Saved data entries:

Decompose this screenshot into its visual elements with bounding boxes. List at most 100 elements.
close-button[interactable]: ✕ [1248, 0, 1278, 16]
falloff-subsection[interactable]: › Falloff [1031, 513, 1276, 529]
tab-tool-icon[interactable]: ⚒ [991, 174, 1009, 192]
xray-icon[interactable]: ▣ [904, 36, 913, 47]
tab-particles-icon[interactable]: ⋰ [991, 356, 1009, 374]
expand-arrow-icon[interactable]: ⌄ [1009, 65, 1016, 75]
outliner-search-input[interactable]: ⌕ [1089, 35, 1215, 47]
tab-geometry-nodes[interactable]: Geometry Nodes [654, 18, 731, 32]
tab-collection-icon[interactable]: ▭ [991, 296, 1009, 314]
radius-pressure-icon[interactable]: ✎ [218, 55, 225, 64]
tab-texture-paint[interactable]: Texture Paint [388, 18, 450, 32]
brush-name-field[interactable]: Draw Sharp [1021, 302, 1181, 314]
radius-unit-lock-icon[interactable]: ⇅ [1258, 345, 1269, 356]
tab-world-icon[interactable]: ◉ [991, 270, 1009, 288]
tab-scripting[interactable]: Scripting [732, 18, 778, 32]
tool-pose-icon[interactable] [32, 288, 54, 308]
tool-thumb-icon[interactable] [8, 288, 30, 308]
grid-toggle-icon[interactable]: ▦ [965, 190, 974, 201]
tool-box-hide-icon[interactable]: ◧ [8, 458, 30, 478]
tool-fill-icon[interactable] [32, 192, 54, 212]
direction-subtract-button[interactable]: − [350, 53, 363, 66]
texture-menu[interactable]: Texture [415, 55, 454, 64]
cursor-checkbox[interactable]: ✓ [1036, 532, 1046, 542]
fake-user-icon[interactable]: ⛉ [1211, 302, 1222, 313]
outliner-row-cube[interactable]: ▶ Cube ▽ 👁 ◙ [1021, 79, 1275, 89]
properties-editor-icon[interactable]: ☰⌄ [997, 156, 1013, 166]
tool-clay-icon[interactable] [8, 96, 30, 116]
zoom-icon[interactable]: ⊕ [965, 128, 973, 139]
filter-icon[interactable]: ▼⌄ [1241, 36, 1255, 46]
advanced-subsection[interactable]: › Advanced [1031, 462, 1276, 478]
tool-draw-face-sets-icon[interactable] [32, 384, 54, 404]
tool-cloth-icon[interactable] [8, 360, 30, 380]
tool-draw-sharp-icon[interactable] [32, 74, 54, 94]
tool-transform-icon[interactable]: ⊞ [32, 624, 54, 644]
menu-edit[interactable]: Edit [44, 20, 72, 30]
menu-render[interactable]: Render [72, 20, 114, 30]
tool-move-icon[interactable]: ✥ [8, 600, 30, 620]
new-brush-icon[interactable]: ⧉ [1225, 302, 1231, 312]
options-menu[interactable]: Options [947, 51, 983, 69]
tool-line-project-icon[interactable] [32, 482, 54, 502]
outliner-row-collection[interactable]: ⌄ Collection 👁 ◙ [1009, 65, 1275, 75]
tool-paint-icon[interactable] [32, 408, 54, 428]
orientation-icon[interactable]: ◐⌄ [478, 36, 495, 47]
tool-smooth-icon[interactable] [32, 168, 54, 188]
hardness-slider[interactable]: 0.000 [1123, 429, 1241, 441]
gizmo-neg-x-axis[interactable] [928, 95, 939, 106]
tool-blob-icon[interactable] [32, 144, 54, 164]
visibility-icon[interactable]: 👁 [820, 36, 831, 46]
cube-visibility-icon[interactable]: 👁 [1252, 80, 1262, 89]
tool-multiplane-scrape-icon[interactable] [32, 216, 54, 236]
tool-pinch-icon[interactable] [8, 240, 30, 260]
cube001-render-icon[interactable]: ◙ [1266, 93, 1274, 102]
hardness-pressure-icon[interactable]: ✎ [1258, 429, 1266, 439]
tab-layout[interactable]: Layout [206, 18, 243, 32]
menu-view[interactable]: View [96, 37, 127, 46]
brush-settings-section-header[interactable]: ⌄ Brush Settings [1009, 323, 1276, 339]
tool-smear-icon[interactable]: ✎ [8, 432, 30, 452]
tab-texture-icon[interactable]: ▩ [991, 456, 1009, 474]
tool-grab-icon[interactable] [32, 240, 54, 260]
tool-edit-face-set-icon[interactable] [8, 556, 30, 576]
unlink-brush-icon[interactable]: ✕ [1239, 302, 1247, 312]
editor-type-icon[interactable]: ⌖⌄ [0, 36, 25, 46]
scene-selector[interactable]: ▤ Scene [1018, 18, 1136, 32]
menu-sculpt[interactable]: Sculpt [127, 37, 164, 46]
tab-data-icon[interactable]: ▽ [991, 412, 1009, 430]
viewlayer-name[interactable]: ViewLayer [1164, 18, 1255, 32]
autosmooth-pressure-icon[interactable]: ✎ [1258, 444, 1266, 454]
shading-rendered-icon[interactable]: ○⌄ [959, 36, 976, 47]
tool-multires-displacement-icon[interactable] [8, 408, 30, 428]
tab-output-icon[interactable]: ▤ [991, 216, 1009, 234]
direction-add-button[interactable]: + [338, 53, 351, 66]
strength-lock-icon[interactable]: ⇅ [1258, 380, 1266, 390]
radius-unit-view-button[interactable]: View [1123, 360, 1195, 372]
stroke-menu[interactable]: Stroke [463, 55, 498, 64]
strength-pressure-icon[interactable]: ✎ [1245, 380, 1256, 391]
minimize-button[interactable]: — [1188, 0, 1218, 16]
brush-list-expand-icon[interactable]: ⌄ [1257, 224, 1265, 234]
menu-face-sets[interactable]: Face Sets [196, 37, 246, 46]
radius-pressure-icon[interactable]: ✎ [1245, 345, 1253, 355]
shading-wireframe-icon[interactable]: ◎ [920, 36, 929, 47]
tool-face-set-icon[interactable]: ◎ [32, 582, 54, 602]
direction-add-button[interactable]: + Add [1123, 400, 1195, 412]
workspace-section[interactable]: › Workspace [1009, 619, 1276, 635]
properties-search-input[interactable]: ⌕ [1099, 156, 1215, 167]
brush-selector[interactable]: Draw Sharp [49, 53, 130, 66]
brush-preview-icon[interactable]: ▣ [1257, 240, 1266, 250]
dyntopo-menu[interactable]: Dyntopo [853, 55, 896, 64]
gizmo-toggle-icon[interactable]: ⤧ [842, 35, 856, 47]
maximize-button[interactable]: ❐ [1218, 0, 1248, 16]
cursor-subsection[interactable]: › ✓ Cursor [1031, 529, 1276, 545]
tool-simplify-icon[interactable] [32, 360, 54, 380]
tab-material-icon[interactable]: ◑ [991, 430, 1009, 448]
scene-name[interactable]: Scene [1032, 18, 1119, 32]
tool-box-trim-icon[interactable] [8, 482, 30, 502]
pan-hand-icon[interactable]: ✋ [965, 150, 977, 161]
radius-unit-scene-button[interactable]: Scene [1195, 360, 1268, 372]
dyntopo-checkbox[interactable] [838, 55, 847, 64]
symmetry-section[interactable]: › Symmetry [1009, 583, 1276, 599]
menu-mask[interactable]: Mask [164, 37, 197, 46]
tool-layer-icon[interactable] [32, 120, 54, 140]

Given problem. Reproduce the listing above verbatim, line for line, without altering any character.

The reply.
Decompose this screenshot into its visual elements with bounding boxes. List at most 100 elements.
close-button[interactable]: ✕ [1248, 0, 1278, 16]
falloff-subsection[interactable]: › Falloff [1031, 513, 1276, 529]
tab-tool-icon[interactable]: ⚒ [991, 174, 1009, 192]
xray-icon[interactable]: ▣ [904, 36, 913, 47]
tab-particles-icon[interactable]: ⋰ [991, 356, 1009, 374]
expand-arrow-icon[interactable]: ⌄ [1009, 65, 1016, 75]
outliner-search-input[interactable]: ⌕ [1089, 35, 1215, 47]
tab-geometry-nodes[interactable]: Geometry Nodes [654, 18, 731, 32]
tab-collection-icon[interactable]: ▭ [991, 296, 1009, 314]
radius-pressure-icon[interactable]: ✎ [218, 55, 225, 64]
tab-texture-paint[interactable]: Texture Paint [388, 18, 450, 32]
brush-name-field[interactable]: Draw Sharp [1021, 302, 1181, 314]
radius-unit-lock-icon[interactable]: ⇅ [1258, 345, 1269, 356]
tab-world-icon[interactable]: ◉ [991, 270, 1009, 288]
tab-scripting[interactable]: Scripting [732, 18, 778, 32]
tool-pose-icon[interactable] [32, 288, 54, 308]
tool-thumb-icon[interactable] [8, 288, 30, 308]
grid-toggle-icon[interactable]: ▦ [965, 190, 974, 201]
tool-box-hide-icon[interactable]: ◧ [8, 458, 30, 478]
tool-fill-icon[interactable] [32, 192, 54, 212]
direction-subtract-button[interactable]: − [350, 53, 363, 66]
texture-menu[interactable]: Texture [415, 55, 454, 64]
cursor-checkbox[interactable]: ✓ [1036, 532, 1046, 542]
fake-user-icon[interactable]: ⛉ [1211, 302, 1222, 313]
outliner-row-cube[interactable]: ▶ Cube ▽ 👁 ◙ [1021, 79, 1275, 89]
properties-editor-icon[interactable]: ☰⌄ [997, 156, 1013, 166]
tool-clay-icon[interactable] [8, 96, 30, 116]
zoom-icon[interactable]: ⊕ [965, 128, 973, 139]
filter-icon[interactable]: ▼⌄ [1241, 36, 1255, 46]
advanced-subsection[interactable]: › Advanced [1031, 462, 1276, 478]
tool-draw-face-sets-icon[interactable] [32, 384, 54, 404]
tool-cloth-icon[interactable] [8, 360, 30, 380]
tool-draw-sharp-icon[interactable] [32, 74, 54, 94]
tool-transform-icon[interactable]: ⊞ [32, 624, 54, 644]
menu-edit[interactable]: Edit [44, 20, 72, 30]
menu-render[interactable]: Render [72, 20, 114, 30]
tool-move-icon[interactable]: ✥ [8, 600, 30, 620]
new-brush-icon[interactable]: ⧉ [1225, 302, 1231, 312]
options-menu[interactable]: Options [947, 51, 983, 69]
tool-line-project-icon[interactable] [32, 482, 54, 502]
outliner-row-collection[interactable]: ⌄ Collection 👁 ◙ [1009, 65, 1275, 75]
tool-paint-icon[interactable] [32, 408, 54, 428]
orientation-icon[interactable]: ◐⌄ [478, 36, 495, 47]
tool-smooth-icon[interactable] [32, 168, 54, 188]
hardness-slider[interactable]: 0.000 [1123, 429, 1241, 441]
gizmo-neg-x-axis[interactable] [928, 95, 939, 106]
tool-blob-icon[interactable] [32, 144, 54, 164]
visibility-icon[interactable]: 👁 [820, 36, 831, 46]
cube-visibility-icon[interactable]: 👁 [1252, 80, 1262, 89]
tool-multiplane-scrape-icon[interactable] [32, 216, 54, 236]
tool-pinch-icon[interactable] [8, 240, 30, 260]
cube001-render-icon[interactable]: ◙ [1266, 93, 1274, 102]
hardness-pressure-icon[interactable]: ✎ [1258, 429, 1266, 439]
tab-layout[interactable]: Layout [206, 18, 243, 32]
menu-view[interactable]: View [96, 37, 127, 46]
brush-settings-section-header[interactable]: ⌄ Brush Settings [1009, 323, 1276, 339]
tool-smear-icon[interactable]: ✎ [8, 432, 30, 452]
tab-texture-icon[interactable]: ▩ [991, 456, 1009, 474]
tool-grab-icon[interactable] [32, 240, 54, 260]
tool-edit-face-set-icon[interactable] [8, 556, 30, 576]
unlink-brush-icon[interactable]: ✕ [1239, 302, 1247, 312]
editor-type-icon[interactable]: ⌖⌄ [0, 36, 25, 46]
scene-selector[interactable]: ▤ Scene [1018, 18, 1136, 32]
menu-sculpt[interactable]: Sculpt [127, 37, 164, 46]
tab-data-icon[interactable]: ▽ [991, 412, 1009, 430]
viewlayer-name[interactable]: ViewLayer [1164, 18, 1255, 32]
autosmooth-pressure-icon[interactable]: ✎ [1258, 444, 1266, 454]
shading-rendered-icon[interactable]: ○⌄ [959, 36, 976, 47]
tool-multires-displacement-icon[interactable] [8, 408, 30, 428]
tab-output-icon[interactable]: ▤ [991, 216, 1009, 234]
direction-add-button[interactable]: + [338, 53, 351, 66]
strength-lock-icon[interactable]: ⇅ [1258, 380, 1266, 390]
radius-unit-view-button[interactable]: View [1123, 360, 1195, 372]
stroke-menu[interactable]: Stroke [463, 55, 498, 64]
strength-pressure-icon[interactable]: ✎ [1245, 380, 1256, 391]
minimize-button[interactable]: — [1188, 0, 1218, 16]
brush-list-expand-icon[interactable]: ⌄ [1257, 224, 1265, 234]
menu-face-sets[interactable]: Face Sets [196, 37, 246, 46]
radius-pressure-icon[interactable]: ✎ [1245, 345, 1253, 355]
shading-wireframe-icon[interactable]: ◎ [920, 36, 929, 47]
tool-face-set-icon[interactable]: ◎ [32, 582, 54, 602]
direction-add-button[interactable]: + Add [1123, 400, 1195, 412]
workspace-section[interactable]: › Workspace [1009, 619, 1276, 635]
properties-search-input[interactable]: ⌕ [1099, 156, 1215, 167]
brush-selector[interactable]: Draw Sharp [49, 53, 130, 66]
brush-preview-icon[interactable]: ▣ [1257, 240, 1266, 250]
dyntopo-menu[interactable]: Dyntopo [853, 55, 896, 64]
gizmo-toggle-icon[interactable]: ⤧ [842, 35, 856, 47]
maximize-button[interactable]: ❐ [1218, 0, 1248, 16]
cursor-subsection[interactable]: › ✓ Cursor [1031, 529, 1276, 545]
tool-simplify-icon[interactable] [32, 360, 54, 380]
tab-material-icon[interactable]: ◑ [991, 430, 1009, 448]
scene-name[interactable]: Scene [1032, 18, 1119, 32]
tool-box-trim-icon[interactable] [8, 482, 30, 502]
pan-hand-icon[interactable]: ✋ [965, 150, 977, 161]
radius-unit-scene-button[interactable]: Scene [1195, 360, 1268, 372]
dyntopo-checkbox[interactable] [838, 55, 847, 64]
symmetry-section[interactable]: › Symmetry [1009, 583, 1276, 599]
menu-mask[interactable]: Mask [164, 37, 197, 46]
tool-layer-icon[interactable] [32, 120, 54, 140]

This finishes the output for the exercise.